** Information shown **
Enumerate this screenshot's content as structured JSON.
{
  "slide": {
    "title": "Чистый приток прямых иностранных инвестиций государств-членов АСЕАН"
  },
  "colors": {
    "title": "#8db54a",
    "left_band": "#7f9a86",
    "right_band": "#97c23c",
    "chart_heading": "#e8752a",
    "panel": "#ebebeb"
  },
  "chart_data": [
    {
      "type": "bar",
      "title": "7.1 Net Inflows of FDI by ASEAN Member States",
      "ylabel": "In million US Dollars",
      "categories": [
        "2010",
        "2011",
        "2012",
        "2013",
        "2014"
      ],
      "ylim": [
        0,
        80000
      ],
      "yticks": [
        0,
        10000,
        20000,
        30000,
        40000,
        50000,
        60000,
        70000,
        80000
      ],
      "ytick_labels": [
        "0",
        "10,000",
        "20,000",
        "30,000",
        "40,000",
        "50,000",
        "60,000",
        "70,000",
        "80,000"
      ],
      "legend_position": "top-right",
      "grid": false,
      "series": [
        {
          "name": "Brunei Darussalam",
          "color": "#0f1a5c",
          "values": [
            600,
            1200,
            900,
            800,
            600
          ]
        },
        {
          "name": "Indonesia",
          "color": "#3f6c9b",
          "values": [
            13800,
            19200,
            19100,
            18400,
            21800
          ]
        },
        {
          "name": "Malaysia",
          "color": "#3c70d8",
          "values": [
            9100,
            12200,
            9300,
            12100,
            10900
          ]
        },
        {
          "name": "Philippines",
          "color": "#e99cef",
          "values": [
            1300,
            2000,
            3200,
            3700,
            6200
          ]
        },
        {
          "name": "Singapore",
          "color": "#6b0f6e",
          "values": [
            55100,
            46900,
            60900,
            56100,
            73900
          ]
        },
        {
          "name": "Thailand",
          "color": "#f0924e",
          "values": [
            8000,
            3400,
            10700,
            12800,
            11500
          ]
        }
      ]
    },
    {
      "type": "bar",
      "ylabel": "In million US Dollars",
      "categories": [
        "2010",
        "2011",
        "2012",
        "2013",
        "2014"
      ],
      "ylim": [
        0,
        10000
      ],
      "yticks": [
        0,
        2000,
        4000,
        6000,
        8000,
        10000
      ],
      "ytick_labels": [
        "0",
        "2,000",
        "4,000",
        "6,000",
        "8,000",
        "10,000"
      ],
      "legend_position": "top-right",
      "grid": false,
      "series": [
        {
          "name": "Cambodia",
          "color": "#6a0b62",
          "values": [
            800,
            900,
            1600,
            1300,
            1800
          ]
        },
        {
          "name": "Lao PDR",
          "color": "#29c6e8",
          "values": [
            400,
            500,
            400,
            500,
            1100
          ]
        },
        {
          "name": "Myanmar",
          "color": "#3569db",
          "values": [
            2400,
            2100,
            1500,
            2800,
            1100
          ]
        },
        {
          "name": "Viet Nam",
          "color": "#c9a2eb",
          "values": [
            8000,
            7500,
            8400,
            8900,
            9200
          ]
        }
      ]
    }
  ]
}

** Given task **
Reproduce each line verbatim.

** Answer to the exercise **
Enumerate this screenshot's content as structured JSON.
{
  "slide": {
    "title": "Чистый приток прямых иностранных инвестиций государств-членов АСЕАН"
  },
  "colors": {
    "title": "#8db54a",
    "left_band": "#7f9a86",
    "right_band": "#97c23c",
    "chart_heading": "#e8752a",
    "panel": "#ebebeb"
  },
  "chart_data": [
    {
      "type": "bar",
      "title": "7.1 Net Inflows of FDI by ASEAN Member States",
      "ylabel": "In million US Dollars",
      "categories": [
        "2010",
        "2011",
        "2012",
        "2013",
        "2014"
      ],
      "ylim": [
        0,
        80000
      ],
      "yticks": [
        0,
        10000,
        20000,
        30000,
        40000,
        50000,
        60000,
        70000,
        80000
      ],
      "ytick_labels": [
        "0",
        "10,000",
        "20,000",
        "30,000",
        "40,000",
        "50,000",
        "60,000",
        "70,000",
        "80,000"
      ],
      "legend_position": "top-right",
      "grid": false,
      "series": [
        {
          "name": "Brunei Darussalam",
          "color": "#0f1a5c",
          "values": [
            600,
            1200,
            900,
            800,
            600
          ]
        },
        {
          "name": "Indonesia",
          "color": "#3f6c9b",
          "values": [
            13800,
            19200,
            19100,
            18400,
            21800
          ]
        },
        {
          "name": "Malaysia",
          "color": "#3c70d8",
          "values": [
            9100,
            12200,
            9300,
            12100,
            10900
          ]
        },
        {
          "name": "Philippines",
          "color": "#e99cef",
          "values": [
            1300,
            2000,
            3200,
            3700,
            6200
          ]
        },
        {
          "name": "Singapore",
          "color": "#6b0f6e",
          "values": [
            55100,
            46900,
            60900,
            56100,
            73900
          ]
        },
        {
          "name": "Thailand",
          "color": "#f0924e",
          "values": [
            8000,
            3400,
            10700,
            12800,
            11500
          ]
        }
      ]
    },
    {
      "type": "bar",
      "ylabel": "In million US Dollars",
      "categories": [
        "2010",
        "2011",
        "2012",
        "2013",
        "2014"
      ],
      "ylim": [
        0,
        10000
      ],
      "yticks": [
        0,
        2000,
        4000,
        6000,
        8000,
        10000
      ],
      "ytick_labels": [
        "0",
        "2,000",
        "4,000",
        "6,000",
        "8,000",
        "10,000"
      ],
      "legend_position": "top-right",
      "grid": false,
      "series": [
        {
          "name": "Cambodia",
          "color": "#6a0b62",
          "values": [
            800,
            900,
            1600,
            1300,
            1800
          ]
        },
        {
          "name": "Lao PDR",
          "color": "#29c6e8",
          "values": [
            400,
            500,
            400,
            500,
            1100
          ]
        },
        {
          "name": "Myanmar",
          "color": "#3569db",
          "values": [
            2400,
            2100,
            1500,
            2800,
            1100
          ]
        },
        {
          "name": "Viet Nam",
          "color": "#c9a2eb",
          "values": [
            8000,
            7500,
            8400,
            8900,
            9200
          ]
        }
      ]
    }
  ]
}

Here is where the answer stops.